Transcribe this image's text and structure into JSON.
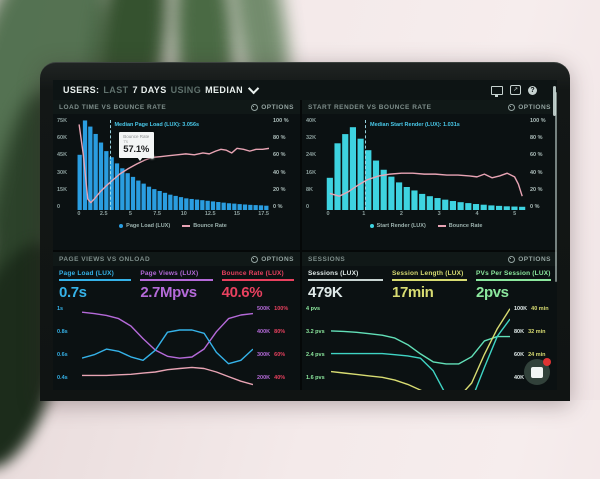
{
  "topbar": {
    "title_prefix": "USERS:",
    "range_label": "LAST",
    "range_value": "7 DAYS",
    "using_label": "USING",
    "agg_value": "MEDIAN",
    "icons": [
      "monitor-icon",
      "share-icon",
      "help-icon"
    ],
    "share_glyph": "↗",
    "help_glyph": "?"
  },
  "panels": {
    "load": {
      "title": "LOAD TIME VS BOUNCE RATE",
      "options_label": "OPTIONS",
      "median_label": "Median Page Load (LUX): 3.056s",
      "tooltip": {
        "title": "Bounce Rate",
        "x": "7s",
        "value": "57.1%"
      },
      "y_left": [
        "75K",
        "60K",
        "45K",
        "30K",
        "15K",
        "0"
      ],
      "y_right": [
        "100 %",
        "80 %",
        "60 %",
        "40 %",
        "20 %",
        "0 %"
      ],
      "x_ticks": [
        "0",
        "2.5",
        "5",
        "7.5",
        "10",
        "12.5",
        "15",
        "17.5"
      ],
      "legend": [
        "Page Load (LUX)",
        "Bounce Rate"
      ]
    },
    "render": {
      "title": "START RENDER VS BOUNCE RATE",
      "options_label": "OPTIONS",
      "median_label": "Median Start Render (LUX): 1.031s",
      "y_left": [
        "40K",
        "32K",
        "24K",
        "16K",
        "8K",
        "0"
      ],
      "y_right": [
        "100 %",
        "80 %",
        "60 %",
        "40 %",
        "20 %",
        "0 %"
      ],
      "x_ticks": [
        "0",
        "1",
        "2",
        "3",
        "4",
        "5"
      ],
      "legend": [
        "Start Render (LUX)",
        "Bounce Rate"
      ]
    },
    "pageviews": {
      "title": "PAGE VIEWS VS ONLOAD",
      "options_label": "OPTIONS",
      "metrics": [
        {
          "label": "Page Load (LUX)",
          "value": "0.7s",
          "color": "#35b2e8"
        },
        {
          "label": "Page Views (LUX)",
          "value": "2.7Mpvs",
          "color": "#b56ad9"
        },
        {
          "label": "Bounce Rate (LUX)",
          "value": "40.6%",
          "color": "#e8415f"
        }
      ],
      "y_left": [
        "1s",
        "0.8s",
        "0.6s",
        "0.4s"
      ],
      "y_right_k": [
        "500K",
        "400K",
        "300K",
        "200K"
      ],
      "y_right_pct": [
        "100%",
        "80%",
        "60%",
        "40%"
      ]
    },
    "sessions": {
      "title": "SESSIONS",
      "options_label": "OPTIONS",
      "metrics": [
        {
          "label": "Sessions (LUX)",
          "value": "479K",
          "color": "#dfe9e8"
        },
        {
          "label": "Session Length (LUX)",
          "value": "17min",
          "color": "#d8dc72"
        },
        {
          "label": "PVs Per Session (LUX)",
          "value": "2pvs",
          "color": "#8ce89e"
        }
      ],
      "y_left": [
        "4 pvs",
        "3.2 pvs",
        "2.4 pvs",
        "1.6 pvs"
      ],
      "y_right_k": [
        "100K",
        "80K",
        "60K",
        "40K"
      ],
      "y_right_min": [
        "40 min",
        "32 min",
        "24 min",
        ""
      ]
    }
  },
  "chart_data": [
    {
      "type": "bar",
      "title": "LOAD TIME VS BOUNCE RATE",
      "xlabel_unit": "seconds",
      "x_range": [
        0,
        18
      ],
      "bars": {
        "name": "Page Load (LUX)",
        "color": "#2a9de0",
        "unit": "K sessions",
        "max": 75,
        "bin_width": 0.5,
        "values": [
          45,
          73,
          68,
          62,
          55,
          48,
          43,
          38,
          34,
          30,
          27,
          24,
          21.5,
          19,
          17,
          15.5,
          14,
          12.5,
          11.5,
          10.5,
          9.5,
          9,
          8.5,
          8,
          7.5,
          7,
          6.5,
          6,
          5.5,
          5.2,
          4.8,
          4.5,
          4.2,
          4,
          3.8,
          3.5
        ]
      },
      "median": {
        "label": "Median Page Load (LUX): 3.056s",
        "value_s": 3.056
      },
      "lines": [
        {
          "name": "Bounce Rate",
          "color": "#e8a4b4",
          "unit": "%",
          "range": [
            0,
            100
          ],
          "x": [
            0.2,
            0.6,
            1.0,
            1.3,
            1.7,
            2.2,
            2.8,
            3.4,
            4.0,
            4.8,
            5.6,
            6.3,
            7.0,
            7.8,
            8.6,
            9.4,
            10.2,
            11.0,
            11.8,
            12.4,
            13.0,
            13.5,
            14.0,
            14.5,
            15.0,
            15.6,
            16.2,
            16.8,
            17.4,
            18.0
          ],
          "values": [
            93,
            60,
            12,
            8,
            13,
            20,
            27,
            33,
            39,
            45,
            50,
            54,
            57.1,
            58,
            59,
            60,
            61,
            60,
            62,
            61,
            64,
            66,
            65,
            62,
            67,
            66,
            64,
            66,
            66,
            67
          ]
        }
      ]
    },
    {
      "type": "bar",
      "title": "START RENDER VS BOUNCE RATE",
      "xlabel_unit": "seconds",
      "x_range": [
        0,
        5.3
      ],
      "bars": {
        "name": "Start Render (LUX)",
        "color": "#3ed3e0",
        "unit": "K sessions",
        "max": 40,
        "bin_width": 0.2,
        "values": [
          14,
          29,
          33,
          36,
          31,
          26,
          21.5,
          17.5,
          14.5,
          12,
          10,
          8.5,
          7,
          6,
          5.2,
          4.5,
          3.9,
          3.4,
          3,
          2.6,
          2.3,
          2,
          1.8,
          1.6,
          1.5,
          1.4
        ]
      },
      "median": {
        "label": "Median Start Render (LUX): 1.031s",
        "value_s": 1.031
      },
      "lines": [
        {
          "name": "Bounce Rate",
          "color": "#e8a4b4",
          "unit": "%",
          "range": [
            0,
            100
          ],
          "x": [
            0.1,
            0.35,
            0.6,
            0.85,
            1.1,
            1.4,
            1.7,
            2.0,
            2.3,
            2.6,
            2.9,
            3.2,
            3.5,
            3.8,
            4.0,
            4.2,
            4.4,
            4.6,
            4.8,
            5.0,
            5.1,
            5.2
          ],
          "values": [
            18,
            15,
            20,
            27,
            33,
            37,
            39,
            40,
            40,
            39,
            39,
            38,
            38,
            37,
            36,
            39,
            35,
            37,
            40,
            36,
            28,
            15
          ]
        }
      ]
    },
    {
      "type": "line",
      "title": "PAGE VIEWS VS ONLOAD",
      "lines": [
        {
          "name": "Page Views (LUX)",
          "color": "#b56ad9",
          "unit": "K",
          "range": [
            85,
            520
          ],
          "values": [
            480,
            474,
            466,
            452,
            420,
            365,
            315,
            288,
            280,
            285,
            320,
            395,
            452,
            468,
            474
          ]
        },
        {
          "name": "Page Load (LUX)",
          "color": "#35b2e8",
          "unit": "s",
          "range": [
            0.15,
            1.04
          ],
          "values": [
            0.55,
            0.58,
            0.63,
            0.61,
            0.56,
            0.53,
            0.62,
            0.78,
            0.8,
            0.8,
            0.77,
            0.6,
            0.5,
            0.53,
            0.63
          ]
        },
        {
          "name": "Bounce Rate (LUX)",
          "color": "#e8a4b4",
          "unit": "%",
          "range": [
            17,
            104
          ],
          "values": [
            41,
            41,
            41,
            41.5,
            42,
            43,
            44,
            46,
            47,
            48,
            47,
            44,
            40,
            36,
            33
          ]
        }
      ]
    },
    {
      "type": "line",
      "title": "SESSIONS",
      "lines": [
        {
          "name": "PVs Per Session (LUX)",
          "color": "#62e0b8",
          "unit": "pvs",
          "range": [
            0.69,
            4.17
          ],
          "values": [
            3.2,
            3.18,
            3.15,
            3.1,
            3.05,
            2.95,
            2.72,
            2.4,
            2.12,
            2.05,
            2.05,
            2.3,
            2.85,
            3.0,
            3.0
          ]
        },
        {
          "name": "Sessions (LUX)",
          "color": "#3fd4c4",
          "unit": "K",
          "range": [
            17,
            104
          ],
          "values": [
            60,
            60,
            60,
            60,
            60,
            59,
            58,
            56,
            45,
            24,
            12,
            20,
            48,
            75,
            90
          ]
        },
        {
          "name": "Session Length (LUX)",
          "color": "#d8dc72",
          "unit": "min",
          "range": [
            7,
            42
          ],
          "values": [
            18,
            17.5,
            17,
            16.5,
            16,
            15,
            13.5,
            11.5,
            9.5,
            8,
            9,
            14,
            24,
            33,
            40
          ]
        }
      ]
    }
  ],
  "colors": {
    "screen_bg": "#0a0e10",
    "panel_bg": "#0b1112",
    "bars_blue": "#2a9de0",
    "bars_cyan": "#3ed3e0",
    "bounce_pink": "#e8a4b4",
    "accent_cyan": "#35b2e8",
    "accent_purple": "#b56ad9",
    "accent_red": "#e8415f",
    "accent_yellow": "#d8dc72",
    "accent_green": "#8ce89e",
    "chat_badge_red": "#e03434"
  }
}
•••••
• _Short exercise_
Identify and list each line with the word "Length".

• _Solution to this task_
          "label": "Session Length (LUX)",
          "name": "Session Length (LUX)",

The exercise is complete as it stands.